Exercise aim:
Below are entries; tally how many lines hold the string "JSON" and answer with only that figure.

Stored items from a collection
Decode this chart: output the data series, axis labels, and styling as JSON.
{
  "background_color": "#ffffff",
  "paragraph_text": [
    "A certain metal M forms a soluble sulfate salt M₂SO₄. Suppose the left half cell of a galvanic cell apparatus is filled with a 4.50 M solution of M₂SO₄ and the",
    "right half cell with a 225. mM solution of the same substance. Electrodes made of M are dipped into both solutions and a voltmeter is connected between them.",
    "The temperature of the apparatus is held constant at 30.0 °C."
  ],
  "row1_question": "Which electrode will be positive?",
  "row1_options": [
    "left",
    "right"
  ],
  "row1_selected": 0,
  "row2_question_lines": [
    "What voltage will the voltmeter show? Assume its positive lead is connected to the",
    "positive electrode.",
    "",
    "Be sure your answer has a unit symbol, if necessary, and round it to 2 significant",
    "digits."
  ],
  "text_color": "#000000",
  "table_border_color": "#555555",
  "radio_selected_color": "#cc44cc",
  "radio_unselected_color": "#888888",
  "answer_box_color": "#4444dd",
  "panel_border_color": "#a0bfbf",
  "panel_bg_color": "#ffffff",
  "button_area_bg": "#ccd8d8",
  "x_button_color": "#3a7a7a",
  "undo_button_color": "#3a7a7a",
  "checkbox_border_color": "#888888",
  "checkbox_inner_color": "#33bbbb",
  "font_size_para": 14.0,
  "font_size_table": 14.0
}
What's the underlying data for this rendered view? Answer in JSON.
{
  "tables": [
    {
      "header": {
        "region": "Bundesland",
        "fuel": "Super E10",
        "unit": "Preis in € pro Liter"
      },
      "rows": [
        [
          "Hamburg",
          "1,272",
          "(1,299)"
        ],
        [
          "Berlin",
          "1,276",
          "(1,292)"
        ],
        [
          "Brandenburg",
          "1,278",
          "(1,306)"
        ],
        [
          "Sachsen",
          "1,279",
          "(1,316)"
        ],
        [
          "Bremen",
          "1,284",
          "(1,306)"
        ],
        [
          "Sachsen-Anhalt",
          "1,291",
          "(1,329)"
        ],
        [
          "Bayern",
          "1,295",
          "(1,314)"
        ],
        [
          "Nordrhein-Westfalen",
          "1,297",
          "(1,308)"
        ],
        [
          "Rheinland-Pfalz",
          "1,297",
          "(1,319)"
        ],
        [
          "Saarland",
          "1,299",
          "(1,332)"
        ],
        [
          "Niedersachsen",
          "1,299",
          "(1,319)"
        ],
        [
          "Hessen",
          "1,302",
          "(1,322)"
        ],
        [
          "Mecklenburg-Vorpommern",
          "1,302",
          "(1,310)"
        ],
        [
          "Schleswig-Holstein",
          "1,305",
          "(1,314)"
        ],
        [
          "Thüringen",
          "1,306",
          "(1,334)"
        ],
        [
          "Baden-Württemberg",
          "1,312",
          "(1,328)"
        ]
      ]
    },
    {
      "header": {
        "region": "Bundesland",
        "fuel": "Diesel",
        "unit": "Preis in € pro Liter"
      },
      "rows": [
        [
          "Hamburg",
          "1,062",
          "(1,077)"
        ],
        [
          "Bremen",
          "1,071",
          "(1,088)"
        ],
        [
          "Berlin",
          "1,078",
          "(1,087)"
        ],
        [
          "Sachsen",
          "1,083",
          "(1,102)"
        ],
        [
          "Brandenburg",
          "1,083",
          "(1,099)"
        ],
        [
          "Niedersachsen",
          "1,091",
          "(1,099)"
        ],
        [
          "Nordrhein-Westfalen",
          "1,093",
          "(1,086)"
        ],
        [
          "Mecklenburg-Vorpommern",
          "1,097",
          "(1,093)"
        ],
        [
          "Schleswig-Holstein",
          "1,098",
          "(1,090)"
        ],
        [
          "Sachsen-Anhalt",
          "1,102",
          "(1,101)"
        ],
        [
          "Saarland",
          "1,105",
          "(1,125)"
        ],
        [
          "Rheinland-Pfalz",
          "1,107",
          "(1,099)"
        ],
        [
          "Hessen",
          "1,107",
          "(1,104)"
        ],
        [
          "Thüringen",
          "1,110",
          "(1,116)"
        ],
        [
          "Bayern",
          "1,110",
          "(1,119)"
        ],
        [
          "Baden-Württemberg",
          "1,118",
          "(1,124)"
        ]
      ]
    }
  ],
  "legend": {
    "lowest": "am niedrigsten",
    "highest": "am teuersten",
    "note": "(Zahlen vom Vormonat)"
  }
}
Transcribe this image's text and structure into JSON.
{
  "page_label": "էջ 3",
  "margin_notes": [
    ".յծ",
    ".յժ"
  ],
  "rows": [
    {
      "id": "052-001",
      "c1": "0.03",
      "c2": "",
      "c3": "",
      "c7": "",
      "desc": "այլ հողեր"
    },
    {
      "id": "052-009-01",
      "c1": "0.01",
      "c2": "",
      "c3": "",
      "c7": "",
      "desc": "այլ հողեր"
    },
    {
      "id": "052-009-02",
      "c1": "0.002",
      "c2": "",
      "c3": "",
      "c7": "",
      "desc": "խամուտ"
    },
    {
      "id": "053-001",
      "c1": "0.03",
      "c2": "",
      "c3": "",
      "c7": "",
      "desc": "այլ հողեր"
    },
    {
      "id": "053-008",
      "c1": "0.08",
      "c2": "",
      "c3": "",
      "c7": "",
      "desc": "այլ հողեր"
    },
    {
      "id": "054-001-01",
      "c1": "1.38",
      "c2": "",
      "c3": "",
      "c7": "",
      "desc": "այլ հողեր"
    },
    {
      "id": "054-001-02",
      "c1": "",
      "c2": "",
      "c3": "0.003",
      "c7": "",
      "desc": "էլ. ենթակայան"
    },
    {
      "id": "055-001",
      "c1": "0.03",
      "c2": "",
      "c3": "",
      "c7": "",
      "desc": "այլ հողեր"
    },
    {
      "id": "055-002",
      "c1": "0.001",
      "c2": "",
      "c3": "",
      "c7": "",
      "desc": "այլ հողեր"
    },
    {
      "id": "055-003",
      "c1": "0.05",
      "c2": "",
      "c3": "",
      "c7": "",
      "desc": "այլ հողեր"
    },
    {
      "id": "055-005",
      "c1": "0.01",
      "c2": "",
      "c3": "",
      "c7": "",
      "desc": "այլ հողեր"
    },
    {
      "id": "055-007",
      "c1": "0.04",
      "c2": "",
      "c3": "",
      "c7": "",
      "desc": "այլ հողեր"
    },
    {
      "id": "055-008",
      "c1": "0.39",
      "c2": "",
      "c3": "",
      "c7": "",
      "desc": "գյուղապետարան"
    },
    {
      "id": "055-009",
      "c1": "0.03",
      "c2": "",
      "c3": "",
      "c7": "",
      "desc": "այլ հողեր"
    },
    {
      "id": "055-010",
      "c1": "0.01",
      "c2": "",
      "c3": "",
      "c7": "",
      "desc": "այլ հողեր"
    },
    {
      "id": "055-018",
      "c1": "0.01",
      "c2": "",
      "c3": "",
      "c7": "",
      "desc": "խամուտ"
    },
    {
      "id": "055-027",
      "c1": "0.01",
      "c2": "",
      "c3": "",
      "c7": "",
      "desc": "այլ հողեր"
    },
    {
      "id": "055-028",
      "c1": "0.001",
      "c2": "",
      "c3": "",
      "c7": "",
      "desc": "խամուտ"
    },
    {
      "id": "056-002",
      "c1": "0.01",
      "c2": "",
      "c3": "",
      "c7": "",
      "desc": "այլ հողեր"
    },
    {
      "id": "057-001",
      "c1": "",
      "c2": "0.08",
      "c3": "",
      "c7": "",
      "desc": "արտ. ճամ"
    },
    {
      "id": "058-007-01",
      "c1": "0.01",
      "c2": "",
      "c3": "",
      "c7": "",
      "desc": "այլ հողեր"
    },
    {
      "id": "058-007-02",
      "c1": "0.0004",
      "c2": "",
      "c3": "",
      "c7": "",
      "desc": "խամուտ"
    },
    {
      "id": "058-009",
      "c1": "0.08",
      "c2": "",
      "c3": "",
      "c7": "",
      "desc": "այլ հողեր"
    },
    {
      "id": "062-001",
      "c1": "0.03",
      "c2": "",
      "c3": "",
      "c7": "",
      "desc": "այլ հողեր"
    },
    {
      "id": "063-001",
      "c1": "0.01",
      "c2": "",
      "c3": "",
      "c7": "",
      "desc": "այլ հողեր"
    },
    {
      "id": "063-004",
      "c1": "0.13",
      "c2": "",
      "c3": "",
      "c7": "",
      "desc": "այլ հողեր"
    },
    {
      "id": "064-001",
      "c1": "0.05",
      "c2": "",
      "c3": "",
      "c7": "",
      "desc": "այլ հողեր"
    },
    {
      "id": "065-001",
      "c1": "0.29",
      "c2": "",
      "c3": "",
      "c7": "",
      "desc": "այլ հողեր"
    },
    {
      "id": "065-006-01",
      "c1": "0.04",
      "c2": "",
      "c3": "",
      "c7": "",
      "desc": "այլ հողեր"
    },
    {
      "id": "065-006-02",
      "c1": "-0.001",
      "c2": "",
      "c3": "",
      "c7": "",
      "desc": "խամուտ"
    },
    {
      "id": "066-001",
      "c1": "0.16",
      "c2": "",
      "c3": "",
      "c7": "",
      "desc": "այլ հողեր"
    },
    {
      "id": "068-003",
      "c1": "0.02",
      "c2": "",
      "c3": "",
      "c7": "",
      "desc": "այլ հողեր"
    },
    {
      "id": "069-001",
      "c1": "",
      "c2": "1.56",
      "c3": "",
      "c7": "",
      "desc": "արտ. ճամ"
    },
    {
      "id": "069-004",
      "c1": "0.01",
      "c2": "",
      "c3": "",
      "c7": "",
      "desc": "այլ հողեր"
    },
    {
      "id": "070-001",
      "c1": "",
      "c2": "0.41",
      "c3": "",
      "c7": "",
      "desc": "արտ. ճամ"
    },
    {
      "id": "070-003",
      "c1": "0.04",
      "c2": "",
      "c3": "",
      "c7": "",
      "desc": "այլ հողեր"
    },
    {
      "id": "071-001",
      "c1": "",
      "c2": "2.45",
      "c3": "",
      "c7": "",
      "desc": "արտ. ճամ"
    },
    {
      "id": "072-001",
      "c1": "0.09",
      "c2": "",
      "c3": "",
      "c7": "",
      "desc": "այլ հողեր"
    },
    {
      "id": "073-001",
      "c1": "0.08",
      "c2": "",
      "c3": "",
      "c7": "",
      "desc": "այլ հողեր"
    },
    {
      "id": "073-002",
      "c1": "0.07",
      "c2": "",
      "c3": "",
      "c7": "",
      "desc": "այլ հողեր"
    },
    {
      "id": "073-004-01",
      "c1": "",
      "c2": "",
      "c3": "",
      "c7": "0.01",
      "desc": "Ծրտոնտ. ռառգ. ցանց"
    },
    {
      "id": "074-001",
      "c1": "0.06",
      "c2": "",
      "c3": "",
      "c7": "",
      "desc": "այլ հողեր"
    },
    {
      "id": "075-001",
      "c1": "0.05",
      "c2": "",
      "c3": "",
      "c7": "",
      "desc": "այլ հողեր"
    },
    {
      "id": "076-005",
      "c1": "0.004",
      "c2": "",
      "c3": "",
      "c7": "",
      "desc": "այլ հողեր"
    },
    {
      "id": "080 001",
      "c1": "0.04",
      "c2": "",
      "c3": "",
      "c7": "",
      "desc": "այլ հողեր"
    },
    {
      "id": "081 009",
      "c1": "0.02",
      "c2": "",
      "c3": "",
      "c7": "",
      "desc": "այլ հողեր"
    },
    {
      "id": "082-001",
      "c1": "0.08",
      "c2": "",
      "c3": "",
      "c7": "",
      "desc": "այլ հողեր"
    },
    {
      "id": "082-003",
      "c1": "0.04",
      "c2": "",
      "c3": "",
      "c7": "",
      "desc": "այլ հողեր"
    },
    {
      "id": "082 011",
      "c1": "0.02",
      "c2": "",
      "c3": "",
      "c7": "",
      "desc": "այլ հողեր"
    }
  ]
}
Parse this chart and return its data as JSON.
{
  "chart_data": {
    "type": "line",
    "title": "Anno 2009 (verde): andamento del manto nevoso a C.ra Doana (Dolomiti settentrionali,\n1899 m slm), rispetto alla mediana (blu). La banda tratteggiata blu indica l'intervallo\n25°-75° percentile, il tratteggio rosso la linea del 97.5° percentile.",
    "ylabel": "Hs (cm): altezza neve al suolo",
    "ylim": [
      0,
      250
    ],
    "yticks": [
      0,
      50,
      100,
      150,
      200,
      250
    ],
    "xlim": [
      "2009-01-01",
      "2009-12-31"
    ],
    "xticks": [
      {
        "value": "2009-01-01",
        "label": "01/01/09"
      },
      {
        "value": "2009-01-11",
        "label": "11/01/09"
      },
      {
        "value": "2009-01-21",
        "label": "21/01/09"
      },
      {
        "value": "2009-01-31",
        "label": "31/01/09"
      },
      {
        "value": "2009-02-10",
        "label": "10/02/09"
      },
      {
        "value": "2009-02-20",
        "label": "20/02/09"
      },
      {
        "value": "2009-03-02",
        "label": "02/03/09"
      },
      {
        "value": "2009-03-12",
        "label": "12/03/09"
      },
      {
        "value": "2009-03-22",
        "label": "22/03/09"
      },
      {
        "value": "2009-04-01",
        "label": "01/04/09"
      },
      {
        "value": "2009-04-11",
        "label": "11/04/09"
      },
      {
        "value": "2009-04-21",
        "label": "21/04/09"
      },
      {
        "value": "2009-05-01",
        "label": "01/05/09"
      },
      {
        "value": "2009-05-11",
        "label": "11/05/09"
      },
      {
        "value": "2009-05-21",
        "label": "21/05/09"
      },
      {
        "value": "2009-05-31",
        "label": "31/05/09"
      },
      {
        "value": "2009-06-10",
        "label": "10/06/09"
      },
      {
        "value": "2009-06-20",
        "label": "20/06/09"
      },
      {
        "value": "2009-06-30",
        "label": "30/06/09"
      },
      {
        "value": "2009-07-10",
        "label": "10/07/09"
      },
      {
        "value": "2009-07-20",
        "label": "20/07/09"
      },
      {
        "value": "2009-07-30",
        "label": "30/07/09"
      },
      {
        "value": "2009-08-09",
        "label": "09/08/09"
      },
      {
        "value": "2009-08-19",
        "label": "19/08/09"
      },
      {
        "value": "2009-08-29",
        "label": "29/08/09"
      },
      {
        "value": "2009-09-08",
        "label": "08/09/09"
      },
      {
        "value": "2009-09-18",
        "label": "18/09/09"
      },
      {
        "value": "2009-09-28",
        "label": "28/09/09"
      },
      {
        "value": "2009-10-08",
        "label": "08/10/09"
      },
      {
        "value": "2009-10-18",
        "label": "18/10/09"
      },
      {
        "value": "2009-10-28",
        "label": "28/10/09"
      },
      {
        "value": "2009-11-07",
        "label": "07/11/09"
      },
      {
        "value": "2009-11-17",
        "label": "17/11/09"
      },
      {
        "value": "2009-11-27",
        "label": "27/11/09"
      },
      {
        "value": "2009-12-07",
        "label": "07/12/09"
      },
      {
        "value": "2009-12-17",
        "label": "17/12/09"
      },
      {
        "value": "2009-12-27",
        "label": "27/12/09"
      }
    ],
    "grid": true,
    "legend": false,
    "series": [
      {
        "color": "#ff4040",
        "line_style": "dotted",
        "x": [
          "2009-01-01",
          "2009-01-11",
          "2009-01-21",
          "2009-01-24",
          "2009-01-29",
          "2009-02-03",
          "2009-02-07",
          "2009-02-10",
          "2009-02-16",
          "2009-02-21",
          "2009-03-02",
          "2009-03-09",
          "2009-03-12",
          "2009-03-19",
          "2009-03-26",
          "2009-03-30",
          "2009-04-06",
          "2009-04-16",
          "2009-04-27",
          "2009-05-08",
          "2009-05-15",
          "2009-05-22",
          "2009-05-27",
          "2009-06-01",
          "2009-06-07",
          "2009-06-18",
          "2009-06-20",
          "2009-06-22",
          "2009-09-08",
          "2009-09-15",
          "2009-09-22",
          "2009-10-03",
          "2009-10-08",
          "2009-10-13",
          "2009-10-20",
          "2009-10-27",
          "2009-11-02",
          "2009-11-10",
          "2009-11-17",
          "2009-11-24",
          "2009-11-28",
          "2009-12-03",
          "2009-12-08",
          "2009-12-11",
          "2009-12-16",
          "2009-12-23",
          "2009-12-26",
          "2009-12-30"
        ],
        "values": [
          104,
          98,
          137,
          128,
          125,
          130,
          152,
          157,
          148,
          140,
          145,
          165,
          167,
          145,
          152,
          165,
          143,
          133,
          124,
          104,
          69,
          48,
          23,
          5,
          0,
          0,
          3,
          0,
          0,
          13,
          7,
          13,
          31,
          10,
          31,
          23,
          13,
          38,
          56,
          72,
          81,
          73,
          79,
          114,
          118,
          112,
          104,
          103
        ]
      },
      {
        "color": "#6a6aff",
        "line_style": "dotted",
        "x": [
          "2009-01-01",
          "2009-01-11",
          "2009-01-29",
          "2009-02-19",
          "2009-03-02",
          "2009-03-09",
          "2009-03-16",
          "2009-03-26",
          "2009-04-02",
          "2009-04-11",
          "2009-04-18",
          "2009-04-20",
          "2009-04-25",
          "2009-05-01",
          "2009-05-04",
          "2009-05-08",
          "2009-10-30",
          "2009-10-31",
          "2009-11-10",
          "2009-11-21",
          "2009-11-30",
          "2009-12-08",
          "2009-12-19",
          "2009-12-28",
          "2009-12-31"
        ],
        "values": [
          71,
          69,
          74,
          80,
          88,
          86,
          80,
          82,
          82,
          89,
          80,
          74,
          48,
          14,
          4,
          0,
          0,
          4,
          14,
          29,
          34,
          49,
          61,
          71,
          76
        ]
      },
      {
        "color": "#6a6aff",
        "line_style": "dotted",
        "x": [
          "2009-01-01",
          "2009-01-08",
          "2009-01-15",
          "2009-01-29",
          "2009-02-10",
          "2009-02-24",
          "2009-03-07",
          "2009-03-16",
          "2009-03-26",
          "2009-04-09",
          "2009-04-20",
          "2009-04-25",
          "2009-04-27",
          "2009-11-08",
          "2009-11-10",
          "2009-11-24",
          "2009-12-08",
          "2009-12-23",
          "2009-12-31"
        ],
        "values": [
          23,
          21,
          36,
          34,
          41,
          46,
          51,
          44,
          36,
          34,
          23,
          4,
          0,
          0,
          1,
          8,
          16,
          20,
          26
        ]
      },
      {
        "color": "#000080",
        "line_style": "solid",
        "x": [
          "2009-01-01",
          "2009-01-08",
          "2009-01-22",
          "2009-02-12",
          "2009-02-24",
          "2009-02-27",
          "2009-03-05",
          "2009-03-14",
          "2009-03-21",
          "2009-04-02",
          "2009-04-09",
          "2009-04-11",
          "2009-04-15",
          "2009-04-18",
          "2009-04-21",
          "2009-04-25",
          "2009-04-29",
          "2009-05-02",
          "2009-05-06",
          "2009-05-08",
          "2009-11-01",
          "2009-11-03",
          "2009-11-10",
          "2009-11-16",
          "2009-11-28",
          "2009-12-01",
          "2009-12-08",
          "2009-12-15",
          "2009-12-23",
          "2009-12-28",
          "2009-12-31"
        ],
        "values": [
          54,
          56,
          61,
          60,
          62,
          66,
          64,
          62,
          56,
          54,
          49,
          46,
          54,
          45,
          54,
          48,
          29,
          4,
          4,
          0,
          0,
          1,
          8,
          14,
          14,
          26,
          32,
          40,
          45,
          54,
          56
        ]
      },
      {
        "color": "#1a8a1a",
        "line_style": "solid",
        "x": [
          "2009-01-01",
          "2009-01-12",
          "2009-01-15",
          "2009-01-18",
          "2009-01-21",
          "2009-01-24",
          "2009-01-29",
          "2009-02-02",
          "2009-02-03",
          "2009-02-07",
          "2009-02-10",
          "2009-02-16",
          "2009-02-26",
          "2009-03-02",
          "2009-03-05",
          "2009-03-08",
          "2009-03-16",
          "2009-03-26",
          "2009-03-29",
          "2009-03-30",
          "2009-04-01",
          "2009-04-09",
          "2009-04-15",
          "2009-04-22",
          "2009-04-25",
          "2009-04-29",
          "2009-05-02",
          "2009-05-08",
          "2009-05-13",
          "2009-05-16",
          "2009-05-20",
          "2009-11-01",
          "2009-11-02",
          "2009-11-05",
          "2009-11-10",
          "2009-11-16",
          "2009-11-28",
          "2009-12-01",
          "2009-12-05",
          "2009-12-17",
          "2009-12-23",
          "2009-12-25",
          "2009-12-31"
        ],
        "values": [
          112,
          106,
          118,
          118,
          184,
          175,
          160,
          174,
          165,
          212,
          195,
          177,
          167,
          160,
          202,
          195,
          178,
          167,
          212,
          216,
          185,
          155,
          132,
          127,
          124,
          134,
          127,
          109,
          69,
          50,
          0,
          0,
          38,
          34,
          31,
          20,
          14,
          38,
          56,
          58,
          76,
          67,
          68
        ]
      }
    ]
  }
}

Solution to this task:
4